Data records >>
▬▬▬▬▬▬
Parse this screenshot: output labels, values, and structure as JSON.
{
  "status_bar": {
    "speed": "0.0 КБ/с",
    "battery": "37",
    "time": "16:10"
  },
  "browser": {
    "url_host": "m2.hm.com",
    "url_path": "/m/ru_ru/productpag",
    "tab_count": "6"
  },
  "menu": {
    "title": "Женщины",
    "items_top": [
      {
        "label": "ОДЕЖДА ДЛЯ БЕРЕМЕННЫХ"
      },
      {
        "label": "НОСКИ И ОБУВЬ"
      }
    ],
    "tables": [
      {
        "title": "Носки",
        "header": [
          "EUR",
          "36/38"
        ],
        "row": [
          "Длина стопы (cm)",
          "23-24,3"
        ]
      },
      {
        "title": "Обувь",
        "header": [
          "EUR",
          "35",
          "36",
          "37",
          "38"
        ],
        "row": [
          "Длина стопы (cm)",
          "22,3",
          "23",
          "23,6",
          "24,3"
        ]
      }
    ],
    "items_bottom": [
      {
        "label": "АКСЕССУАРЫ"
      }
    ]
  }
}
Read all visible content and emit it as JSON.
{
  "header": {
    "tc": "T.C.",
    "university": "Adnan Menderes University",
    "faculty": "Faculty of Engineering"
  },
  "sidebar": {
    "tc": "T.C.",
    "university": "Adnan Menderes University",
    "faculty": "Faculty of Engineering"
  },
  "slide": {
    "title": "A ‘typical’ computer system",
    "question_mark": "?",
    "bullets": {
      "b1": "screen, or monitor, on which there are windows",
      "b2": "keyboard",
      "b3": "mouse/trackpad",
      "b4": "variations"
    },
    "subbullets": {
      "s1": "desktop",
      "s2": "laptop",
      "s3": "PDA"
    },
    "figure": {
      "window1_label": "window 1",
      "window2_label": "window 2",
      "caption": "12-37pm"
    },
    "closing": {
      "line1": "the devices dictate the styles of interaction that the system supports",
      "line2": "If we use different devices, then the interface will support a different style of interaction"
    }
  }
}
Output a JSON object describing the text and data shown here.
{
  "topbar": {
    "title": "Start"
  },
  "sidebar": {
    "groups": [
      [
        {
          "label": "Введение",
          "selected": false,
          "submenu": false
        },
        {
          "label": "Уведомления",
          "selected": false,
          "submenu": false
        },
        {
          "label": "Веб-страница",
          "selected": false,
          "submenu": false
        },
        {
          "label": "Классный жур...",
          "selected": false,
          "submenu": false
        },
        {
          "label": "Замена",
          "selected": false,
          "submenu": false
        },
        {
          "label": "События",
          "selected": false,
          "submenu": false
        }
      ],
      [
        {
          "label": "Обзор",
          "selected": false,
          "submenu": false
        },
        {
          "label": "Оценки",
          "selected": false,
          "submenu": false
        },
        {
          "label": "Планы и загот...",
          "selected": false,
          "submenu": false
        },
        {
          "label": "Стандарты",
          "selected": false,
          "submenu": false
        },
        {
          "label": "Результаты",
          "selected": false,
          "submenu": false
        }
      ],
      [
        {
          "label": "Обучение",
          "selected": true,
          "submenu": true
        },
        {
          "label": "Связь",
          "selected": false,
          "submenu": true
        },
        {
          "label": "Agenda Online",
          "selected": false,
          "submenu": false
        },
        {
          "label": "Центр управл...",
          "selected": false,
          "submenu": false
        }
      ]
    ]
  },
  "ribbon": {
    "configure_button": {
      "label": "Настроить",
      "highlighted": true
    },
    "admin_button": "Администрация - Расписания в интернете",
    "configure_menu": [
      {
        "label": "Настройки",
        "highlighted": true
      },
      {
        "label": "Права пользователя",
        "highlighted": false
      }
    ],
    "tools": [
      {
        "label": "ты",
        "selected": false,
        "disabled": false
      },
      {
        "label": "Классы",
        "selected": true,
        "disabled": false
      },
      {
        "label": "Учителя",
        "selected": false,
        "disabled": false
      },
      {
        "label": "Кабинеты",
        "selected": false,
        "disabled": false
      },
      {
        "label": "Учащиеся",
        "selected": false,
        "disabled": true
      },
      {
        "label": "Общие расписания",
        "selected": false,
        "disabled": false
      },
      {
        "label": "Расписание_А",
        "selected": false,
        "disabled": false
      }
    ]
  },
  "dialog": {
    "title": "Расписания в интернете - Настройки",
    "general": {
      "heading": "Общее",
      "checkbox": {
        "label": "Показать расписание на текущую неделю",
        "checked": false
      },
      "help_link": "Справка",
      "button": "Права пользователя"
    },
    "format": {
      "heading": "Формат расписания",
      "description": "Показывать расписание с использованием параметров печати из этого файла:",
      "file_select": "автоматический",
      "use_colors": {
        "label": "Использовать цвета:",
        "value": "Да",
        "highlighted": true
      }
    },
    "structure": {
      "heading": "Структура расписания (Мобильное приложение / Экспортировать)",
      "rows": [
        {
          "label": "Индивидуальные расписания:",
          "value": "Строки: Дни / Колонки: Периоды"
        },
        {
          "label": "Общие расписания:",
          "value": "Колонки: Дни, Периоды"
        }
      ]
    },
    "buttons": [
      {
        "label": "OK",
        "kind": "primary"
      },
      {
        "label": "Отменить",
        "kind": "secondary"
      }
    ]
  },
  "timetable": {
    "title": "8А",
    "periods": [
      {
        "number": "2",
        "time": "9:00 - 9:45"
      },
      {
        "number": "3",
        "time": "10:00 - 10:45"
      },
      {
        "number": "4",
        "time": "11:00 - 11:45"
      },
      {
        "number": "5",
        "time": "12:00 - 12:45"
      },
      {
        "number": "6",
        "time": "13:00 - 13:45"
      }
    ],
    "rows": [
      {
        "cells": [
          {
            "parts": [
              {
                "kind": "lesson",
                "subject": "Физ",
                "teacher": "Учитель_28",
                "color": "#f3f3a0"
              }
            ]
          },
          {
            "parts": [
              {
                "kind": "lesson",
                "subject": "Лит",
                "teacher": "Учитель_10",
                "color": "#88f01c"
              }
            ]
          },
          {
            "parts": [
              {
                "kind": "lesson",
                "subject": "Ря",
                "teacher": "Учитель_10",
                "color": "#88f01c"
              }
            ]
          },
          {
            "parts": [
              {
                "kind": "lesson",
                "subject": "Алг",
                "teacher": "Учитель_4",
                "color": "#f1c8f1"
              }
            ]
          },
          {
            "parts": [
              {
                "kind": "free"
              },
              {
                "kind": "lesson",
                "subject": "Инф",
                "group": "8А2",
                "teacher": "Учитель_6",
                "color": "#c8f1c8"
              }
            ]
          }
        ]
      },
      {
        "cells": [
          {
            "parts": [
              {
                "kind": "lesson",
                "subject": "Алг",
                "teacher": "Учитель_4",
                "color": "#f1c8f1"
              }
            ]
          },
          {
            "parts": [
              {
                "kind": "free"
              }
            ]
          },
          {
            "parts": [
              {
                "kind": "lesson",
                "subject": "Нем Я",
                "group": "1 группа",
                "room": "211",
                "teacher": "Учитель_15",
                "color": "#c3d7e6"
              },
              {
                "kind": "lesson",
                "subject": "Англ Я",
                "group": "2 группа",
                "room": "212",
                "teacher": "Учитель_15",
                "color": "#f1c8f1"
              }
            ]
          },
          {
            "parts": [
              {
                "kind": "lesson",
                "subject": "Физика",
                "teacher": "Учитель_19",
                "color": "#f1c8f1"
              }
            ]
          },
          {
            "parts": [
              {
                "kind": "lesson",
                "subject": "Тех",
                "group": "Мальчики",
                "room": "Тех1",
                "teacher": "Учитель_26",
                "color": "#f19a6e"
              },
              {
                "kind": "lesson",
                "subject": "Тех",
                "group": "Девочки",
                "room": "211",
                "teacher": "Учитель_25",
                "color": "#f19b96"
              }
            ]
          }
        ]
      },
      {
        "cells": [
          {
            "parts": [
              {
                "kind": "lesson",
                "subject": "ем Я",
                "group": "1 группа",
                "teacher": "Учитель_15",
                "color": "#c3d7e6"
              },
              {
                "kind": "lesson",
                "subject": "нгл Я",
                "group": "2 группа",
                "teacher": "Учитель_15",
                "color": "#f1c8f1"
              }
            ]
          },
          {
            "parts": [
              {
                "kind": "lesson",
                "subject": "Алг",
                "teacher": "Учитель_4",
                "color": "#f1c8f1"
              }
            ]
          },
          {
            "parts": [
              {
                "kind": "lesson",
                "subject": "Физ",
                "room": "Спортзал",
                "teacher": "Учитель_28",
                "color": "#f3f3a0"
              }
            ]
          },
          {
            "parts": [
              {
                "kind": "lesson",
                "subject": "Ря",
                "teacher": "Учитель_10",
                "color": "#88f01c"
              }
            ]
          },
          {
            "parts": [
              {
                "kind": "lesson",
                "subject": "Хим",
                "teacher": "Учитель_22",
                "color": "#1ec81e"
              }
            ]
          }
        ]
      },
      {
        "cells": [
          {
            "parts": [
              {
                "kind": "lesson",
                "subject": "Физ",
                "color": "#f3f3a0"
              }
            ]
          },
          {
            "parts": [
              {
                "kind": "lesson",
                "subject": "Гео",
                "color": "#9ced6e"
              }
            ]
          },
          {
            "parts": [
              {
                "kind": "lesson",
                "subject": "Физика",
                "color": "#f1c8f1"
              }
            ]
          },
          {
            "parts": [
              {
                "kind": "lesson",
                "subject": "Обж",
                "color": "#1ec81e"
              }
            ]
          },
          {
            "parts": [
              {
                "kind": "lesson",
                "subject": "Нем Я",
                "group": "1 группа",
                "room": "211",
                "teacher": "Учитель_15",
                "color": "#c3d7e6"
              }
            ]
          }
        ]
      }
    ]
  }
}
▬▬▬▬▬▬
Task statement >>
Your task is to gather all lines from the entries above that hold the word "Настройки".

Problem solution >>
        "label": "Настройки",
    "title": "Расписания в интернете - Настройки",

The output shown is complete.